◆ Stated problem
Locate all lines in the data below that hold "如图所示" and show them.

Data listing
■ ■ ■ ■ ■
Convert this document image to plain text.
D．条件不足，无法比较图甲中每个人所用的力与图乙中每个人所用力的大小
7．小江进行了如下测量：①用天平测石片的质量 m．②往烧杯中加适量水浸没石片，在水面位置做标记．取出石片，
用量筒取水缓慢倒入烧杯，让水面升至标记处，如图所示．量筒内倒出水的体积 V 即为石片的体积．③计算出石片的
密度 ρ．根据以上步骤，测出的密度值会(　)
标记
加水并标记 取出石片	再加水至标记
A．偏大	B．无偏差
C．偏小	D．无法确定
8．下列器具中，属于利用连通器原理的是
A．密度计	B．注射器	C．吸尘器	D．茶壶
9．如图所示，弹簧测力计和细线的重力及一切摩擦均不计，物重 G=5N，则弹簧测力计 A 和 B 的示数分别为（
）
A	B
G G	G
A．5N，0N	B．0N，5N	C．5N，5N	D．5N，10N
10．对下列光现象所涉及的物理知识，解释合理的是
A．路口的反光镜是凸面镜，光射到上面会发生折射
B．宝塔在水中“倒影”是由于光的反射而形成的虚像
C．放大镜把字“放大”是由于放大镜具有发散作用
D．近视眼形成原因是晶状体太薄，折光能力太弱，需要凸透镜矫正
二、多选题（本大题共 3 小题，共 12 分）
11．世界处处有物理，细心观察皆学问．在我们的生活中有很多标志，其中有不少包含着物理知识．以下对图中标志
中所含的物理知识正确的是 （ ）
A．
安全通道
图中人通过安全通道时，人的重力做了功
■ ■ ■ ■ ■
◆ Problem solution
用量筒取水缓慢倒入烧杯，让水面升至标记处，如图所示．量筒内倒出水的体积 V 即为石片的体积．③计算出石片的
9．如图所示，弹簧测力计和细线的重力及一切摩擦均不计，物重 G=5N，则弹簧测力计 A 和 B 的示数分别为（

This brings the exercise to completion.